- **TASK DIRECTIONS**:
Which lines of the data contain the string "müssen"? Copy every one of them.

- **RECORDS TO USE**:
━━━
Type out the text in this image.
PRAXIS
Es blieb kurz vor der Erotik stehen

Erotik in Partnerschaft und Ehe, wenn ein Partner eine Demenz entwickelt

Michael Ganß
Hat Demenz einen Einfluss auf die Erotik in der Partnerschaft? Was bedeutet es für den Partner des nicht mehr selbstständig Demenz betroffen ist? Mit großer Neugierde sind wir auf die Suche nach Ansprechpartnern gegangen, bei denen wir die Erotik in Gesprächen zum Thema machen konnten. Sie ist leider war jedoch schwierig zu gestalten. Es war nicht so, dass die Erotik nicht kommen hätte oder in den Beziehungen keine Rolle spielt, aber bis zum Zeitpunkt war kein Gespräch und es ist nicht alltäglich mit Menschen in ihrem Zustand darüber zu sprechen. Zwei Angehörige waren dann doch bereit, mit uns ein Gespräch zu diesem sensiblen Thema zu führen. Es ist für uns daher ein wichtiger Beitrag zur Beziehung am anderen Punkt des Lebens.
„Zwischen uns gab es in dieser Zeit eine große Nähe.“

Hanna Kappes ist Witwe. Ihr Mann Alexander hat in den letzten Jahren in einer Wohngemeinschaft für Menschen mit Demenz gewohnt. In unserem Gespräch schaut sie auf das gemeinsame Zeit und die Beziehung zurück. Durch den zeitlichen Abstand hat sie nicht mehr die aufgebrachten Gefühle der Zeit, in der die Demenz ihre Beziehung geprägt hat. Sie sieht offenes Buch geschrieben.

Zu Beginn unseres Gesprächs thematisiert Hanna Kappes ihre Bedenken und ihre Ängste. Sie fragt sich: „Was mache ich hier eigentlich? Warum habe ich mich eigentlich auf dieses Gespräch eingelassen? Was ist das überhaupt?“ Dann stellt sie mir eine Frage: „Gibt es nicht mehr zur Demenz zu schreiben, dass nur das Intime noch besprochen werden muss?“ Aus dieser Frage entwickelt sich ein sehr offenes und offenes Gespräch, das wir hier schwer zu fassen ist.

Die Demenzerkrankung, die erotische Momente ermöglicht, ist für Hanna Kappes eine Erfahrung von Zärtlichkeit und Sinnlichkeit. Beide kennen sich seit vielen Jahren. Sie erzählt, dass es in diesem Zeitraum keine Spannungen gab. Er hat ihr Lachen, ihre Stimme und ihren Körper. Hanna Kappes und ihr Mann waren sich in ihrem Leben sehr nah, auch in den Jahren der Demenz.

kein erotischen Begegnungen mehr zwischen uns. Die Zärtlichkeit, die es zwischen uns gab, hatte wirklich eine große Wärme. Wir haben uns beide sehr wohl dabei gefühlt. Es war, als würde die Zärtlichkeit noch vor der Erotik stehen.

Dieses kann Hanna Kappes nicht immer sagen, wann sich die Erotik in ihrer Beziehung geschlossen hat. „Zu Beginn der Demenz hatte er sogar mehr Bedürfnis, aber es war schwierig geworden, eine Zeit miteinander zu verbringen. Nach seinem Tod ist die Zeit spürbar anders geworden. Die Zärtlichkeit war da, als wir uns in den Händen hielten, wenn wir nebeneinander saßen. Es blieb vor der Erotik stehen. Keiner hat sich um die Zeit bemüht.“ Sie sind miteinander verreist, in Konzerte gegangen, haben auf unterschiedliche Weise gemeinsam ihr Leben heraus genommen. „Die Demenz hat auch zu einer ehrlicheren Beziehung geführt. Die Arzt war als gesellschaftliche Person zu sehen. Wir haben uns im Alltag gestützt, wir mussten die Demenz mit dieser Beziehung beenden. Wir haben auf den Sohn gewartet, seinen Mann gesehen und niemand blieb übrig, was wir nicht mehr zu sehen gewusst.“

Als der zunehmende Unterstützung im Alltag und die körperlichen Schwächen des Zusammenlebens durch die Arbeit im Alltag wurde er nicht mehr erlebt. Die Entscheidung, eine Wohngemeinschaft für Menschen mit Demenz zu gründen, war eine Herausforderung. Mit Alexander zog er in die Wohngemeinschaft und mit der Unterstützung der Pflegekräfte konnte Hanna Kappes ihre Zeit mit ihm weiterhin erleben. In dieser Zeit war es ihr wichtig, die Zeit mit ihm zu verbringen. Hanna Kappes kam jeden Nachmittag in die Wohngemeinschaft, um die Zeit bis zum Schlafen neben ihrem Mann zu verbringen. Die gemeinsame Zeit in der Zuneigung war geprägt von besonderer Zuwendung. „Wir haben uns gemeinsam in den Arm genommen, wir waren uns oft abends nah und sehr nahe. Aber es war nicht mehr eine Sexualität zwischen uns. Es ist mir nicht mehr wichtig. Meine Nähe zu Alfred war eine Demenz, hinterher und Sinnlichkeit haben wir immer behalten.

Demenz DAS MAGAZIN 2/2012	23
━━━
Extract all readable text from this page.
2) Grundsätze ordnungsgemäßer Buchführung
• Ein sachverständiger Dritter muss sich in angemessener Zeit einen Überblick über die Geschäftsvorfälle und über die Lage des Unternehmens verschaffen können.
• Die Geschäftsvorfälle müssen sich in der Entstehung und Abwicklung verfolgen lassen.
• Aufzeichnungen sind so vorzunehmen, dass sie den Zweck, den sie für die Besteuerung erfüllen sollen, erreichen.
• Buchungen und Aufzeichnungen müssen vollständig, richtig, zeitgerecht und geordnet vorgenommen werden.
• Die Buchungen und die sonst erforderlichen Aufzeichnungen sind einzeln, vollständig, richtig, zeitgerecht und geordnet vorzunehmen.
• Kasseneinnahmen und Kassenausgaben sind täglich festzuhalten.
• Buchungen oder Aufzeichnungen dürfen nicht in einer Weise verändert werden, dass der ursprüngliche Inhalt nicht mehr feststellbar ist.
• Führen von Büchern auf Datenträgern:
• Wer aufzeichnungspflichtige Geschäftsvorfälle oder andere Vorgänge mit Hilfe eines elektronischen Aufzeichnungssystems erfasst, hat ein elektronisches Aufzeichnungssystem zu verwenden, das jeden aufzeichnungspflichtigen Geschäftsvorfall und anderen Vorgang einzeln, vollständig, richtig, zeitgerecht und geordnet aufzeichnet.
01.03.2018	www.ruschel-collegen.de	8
━━━
- **RESPONSE**:
• Die Geschäftsvorfälle müssen sich in der Entstehung und Abwicklung verfolgen lassen.
• Buchungen und Aufzeichnungen müssen vollständig, richtig, zeitgerecht und geordnet vorgenommen werden.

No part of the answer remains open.